### OBJECTIVE:
Return the records exactly as they are.

### DATA PROVIDED:

________________________________________

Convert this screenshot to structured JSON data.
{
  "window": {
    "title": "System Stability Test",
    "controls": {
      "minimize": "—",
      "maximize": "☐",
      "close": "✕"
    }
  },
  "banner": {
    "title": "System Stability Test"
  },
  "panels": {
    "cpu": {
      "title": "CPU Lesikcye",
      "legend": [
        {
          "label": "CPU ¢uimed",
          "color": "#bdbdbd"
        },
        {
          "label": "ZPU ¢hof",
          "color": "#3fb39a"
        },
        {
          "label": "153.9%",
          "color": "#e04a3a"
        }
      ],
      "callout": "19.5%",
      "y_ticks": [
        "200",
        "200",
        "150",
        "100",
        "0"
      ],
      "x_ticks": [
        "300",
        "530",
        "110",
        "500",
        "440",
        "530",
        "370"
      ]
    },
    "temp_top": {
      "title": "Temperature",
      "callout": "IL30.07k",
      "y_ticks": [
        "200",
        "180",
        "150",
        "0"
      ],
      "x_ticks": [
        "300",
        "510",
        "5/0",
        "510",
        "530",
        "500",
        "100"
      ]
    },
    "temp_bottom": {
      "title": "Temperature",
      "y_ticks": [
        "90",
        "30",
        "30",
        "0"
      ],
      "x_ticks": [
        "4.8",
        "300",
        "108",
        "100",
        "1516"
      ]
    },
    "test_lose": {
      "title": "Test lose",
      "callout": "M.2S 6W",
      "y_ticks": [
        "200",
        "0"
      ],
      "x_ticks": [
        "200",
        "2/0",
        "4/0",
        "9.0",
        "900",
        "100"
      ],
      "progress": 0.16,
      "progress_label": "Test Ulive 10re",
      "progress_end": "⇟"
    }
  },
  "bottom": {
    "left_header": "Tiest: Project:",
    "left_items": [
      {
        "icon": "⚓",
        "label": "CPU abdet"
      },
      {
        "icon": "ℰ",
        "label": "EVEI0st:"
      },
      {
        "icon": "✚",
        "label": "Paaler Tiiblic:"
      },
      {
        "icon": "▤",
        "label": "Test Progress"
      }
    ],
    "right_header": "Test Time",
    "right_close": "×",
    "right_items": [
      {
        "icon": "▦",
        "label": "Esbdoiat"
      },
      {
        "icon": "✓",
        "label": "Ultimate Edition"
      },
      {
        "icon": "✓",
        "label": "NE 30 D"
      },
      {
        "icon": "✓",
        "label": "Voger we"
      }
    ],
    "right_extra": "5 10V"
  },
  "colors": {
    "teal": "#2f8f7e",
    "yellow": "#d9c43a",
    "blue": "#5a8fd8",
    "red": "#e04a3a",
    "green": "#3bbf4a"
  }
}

________________________________________

### FULL ANSWER:
Convert this screenshot to structured JSON data.
{
  "window": {
    "title": "System Stability Test",
    "controls": {
      "minimize": "—",
      "maximize": "☐",
      "close": "✕"
    }
  },
  "banner": {
    "title": "System Stability Test"
  },
  "panels": {
    "cpu": {
      "title": "CPU Lesikcye",
      "legend": [
        {
          "label": "CPU ¢uimed",
          "color": "#bdbdbd"
        },
        {
          "label": "ZPU ¢hof",
          "color": "#3fb39a"
        },
        {
          "label": "153.9%",
          "color": "#e04a3a"
        }
      ],
      "callout": "19.5%",
      "y_ticks": [
        "200",
        "200",
        "150",
        "100",
        "0"
      ],
      "x_ticks": [
        "300",
        "530",
        "110",
        "500",
        "440",
        "530",
        "370"
      ]
    },
    "temp_top": {
      "title": "Temperature",
      "callout": "IL30.07k",
      "y_ticks": [
        "200",
        "180",
        "150",
        "0"
      ],
      "x_ticks": [
        "300",
        "510",
        "5/0",
        "510",
        "530",
        "500",
        "100"
      ]
    },
    "temp_bottom": {
      "title": "Temperature",
      "y_ticks": [
        "90",
        "30",
        "30",
        "0"
      ],
      "x_ticks": [
        "4.8",
        "300",
        "108",
        "100",
        "1516"
      ]
    },
    "test_lose": {
      "title": "Test lose",
      "callout": "M.2S 6W",
      "y_ticks": [
        "200",
        "0"
      ],
      "x_ticks": [
        "200",
        "2/0",
        "4/0",
        "9.0",
        "900",
        "100"
      ],
      "progress": 0.16,
      "progress_label": "Test Ulive 10re",
      "progress_end": "⇟"
    }
  },
  "bottom": {
    "left_header": "Tiest: Project:",
    "left_items": [
      {
        "icon": "⚓",
        "label": "CPU abdet"
      },
      {
        "icon": "ℰ",
        "label": "EVEI0st:"
      },
      {
        "icon": "✚",
        "label": "Paaler Tiiblic:"
      },
      {
        "icon": "▤",
        "label": "Test Progress"
      }
    ],
    "right_header": "Test Time",
    "right_close": "×",
    "right_items": [
      {
        "icon": "▦",
        "label": "Esbdoiat"
      },
      {
        "icon": "✓",
        "label": "Ultimate Edition"
      },
      {
        "icon": "✓",
        "label": "NE 30 D"
      },
      {
        "icon": "✓",
        "label": "Voger we"
      }
    ],
    "right_extra": "5 10V"
  },
  "colors": {
    "teal": "#2f8f7e",
    "yellow": "#d9c43a",
    "blue": "#5a8fd8",
    "red": "#e04a3a",
    "green": "#3bbf4a"
  }
}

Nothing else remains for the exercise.